Task to complete - Every line with the string "Shift" should be gathered.

================

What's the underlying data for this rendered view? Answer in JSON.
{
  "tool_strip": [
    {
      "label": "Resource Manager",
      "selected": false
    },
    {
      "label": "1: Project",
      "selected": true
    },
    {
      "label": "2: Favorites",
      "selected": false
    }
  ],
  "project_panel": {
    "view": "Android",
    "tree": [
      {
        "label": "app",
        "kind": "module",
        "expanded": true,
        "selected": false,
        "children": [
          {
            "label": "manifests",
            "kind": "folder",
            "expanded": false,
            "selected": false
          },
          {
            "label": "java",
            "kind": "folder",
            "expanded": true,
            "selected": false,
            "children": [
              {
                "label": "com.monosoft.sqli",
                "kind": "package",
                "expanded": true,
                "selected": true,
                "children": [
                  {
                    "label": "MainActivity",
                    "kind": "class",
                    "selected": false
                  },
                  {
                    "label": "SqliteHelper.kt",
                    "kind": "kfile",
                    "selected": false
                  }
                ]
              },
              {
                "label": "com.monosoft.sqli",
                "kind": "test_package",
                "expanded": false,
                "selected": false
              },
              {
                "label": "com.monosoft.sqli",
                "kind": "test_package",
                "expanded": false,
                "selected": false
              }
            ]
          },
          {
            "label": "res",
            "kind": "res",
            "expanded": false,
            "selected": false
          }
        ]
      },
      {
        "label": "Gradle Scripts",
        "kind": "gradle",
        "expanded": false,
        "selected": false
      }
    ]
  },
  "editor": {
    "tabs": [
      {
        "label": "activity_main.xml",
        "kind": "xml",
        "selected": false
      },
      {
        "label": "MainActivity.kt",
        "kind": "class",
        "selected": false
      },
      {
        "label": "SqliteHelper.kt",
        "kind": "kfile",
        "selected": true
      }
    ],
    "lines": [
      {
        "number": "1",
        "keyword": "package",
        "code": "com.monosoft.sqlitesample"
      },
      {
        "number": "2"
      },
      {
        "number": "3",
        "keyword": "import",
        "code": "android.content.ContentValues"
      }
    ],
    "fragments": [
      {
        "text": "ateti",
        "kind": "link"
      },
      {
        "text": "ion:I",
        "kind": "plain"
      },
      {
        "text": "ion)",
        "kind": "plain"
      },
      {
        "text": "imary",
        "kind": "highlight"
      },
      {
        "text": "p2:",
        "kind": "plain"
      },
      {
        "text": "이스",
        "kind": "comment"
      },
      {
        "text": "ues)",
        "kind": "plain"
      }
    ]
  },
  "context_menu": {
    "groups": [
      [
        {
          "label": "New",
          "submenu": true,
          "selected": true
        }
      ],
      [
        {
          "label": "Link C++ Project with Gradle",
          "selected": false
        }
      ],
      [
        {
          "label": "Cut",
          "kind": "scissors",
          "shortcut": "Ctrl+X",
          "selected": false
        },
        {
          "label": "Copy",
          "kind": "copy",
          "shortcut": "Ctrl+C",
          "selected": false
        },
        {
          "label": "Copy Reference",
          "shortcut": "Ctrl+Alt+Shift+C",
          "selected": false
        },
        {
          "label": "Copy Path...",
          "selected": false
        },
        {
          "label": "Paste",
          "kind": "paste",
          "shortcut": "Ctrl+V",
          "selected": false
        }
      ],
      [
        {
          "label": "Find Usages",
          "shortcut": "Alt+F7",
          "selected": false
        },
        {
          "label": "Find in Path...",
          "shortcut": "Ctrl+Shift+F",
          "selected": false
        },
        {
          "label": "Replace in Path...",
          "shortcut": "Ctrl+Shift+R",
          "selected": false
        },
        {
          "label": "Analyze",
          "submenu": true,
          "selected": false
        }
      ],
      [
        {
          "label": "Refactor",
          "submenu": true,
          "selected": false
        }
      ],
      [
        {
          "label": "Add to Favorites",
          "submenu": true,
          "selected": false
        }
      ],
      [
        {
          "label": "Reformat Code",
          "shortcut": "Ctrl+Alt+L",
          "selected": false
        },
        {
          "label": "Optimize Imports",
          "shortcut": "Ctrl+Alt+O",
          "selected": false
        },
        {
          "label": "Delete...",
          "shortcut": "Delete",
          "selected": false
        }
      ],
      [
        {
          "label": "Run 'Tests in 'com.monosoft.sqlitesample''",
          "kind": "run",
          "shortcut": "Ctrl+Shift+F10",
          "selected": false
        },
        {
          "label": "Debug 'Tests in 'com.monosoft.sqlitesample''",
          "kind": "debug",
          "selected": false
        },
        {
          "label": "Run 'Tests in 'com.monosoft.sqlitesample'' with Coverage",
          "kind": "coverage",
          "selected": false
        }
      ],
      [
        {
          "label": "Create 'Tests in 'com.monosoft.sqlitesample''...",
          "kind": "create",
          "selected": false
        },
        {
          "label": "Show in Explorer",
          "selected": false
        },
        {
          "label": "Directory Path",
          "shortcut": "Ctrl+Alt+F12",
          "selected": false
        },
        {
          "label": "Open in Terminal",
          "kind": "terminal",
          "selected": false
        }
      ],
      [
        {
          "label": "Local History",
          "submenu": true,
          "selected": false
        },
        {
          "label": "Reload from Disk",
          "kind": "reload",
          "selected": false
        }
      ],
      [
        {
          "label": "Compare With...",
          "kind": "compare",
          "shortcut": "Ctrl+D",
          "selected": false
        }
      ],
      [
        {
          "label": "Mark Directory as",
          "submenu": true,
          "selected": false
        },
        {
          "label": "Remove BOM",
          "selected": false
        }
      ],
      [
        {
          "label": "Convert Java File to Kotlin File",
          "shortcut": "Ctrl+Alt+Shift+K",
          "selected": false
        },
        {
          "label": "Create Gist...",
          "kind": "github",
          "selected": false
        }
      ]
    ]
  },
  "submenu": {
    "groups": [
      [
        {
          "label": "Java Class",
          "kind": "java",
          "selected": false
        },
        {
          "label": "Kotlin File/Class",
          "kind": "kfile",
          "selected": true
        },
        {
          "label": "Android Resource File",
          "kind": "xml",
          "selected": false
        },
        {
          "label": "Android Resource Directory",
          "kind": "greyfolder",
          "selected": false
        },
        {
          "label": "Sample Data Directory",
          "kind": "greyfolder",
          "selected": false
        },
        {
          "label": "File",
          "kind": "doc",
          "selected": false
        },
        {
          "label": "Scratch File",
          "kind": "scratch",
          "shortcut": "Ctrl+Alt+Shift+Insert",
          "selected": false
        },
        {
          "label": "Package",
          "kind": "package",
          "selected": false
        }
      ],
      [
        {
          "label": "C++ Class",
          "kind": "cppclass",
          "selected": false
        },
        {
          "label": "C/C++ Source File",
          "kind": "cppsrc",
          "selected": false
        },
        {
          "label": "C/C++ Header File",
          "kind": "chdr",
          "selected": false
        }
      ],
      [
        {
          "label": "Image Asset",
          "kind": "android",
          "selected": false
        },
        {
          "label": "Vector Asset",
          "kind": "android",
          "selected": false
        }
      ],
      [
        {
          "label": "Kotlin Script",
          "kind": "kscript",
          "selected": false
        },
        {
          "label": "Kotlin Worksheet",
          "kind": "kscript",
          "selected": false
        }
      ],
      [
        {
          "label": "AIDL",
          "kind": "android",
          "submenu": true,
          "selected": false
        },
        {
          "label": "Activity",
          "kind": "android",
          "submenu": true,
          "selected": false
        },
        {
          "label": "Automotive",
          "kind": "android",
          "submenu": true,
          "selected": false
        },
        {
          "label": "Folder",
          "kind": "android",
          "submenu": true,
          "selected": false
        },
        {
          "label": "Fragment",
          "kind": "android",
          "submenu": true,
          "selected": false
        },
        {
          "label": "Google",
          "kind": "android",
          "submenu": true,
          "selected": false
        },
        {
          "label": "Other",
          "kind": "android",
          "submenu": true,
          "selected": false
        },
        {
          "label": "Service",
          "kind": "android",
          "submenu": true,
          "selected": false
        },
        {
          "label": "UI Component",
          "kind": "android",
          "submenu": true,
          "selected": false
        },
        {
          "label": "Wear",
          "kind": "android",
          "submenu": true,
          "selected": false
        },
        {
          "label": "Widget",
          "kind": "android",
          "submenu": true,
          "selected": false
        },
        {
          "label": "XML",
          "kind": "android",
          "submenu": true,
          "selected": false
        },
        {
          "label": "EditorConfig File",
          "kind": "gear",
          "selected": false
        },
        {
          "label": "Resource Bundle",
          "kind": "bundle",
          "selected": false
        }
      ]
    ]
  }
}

================

Right answer -
          "shortcut": "Ctrl+Alt+Shift+C",
          "shortcut": "Ctrl+Shift+F",
          "shortcut": "Ctrl+Shift+R",
          "shortcut": "Ctrl+Shift+F10",
          "shortcut": "Ctrl+Alt+Shift+K",
          "shortcut": "Ctrl+Alt+Shift+Insert",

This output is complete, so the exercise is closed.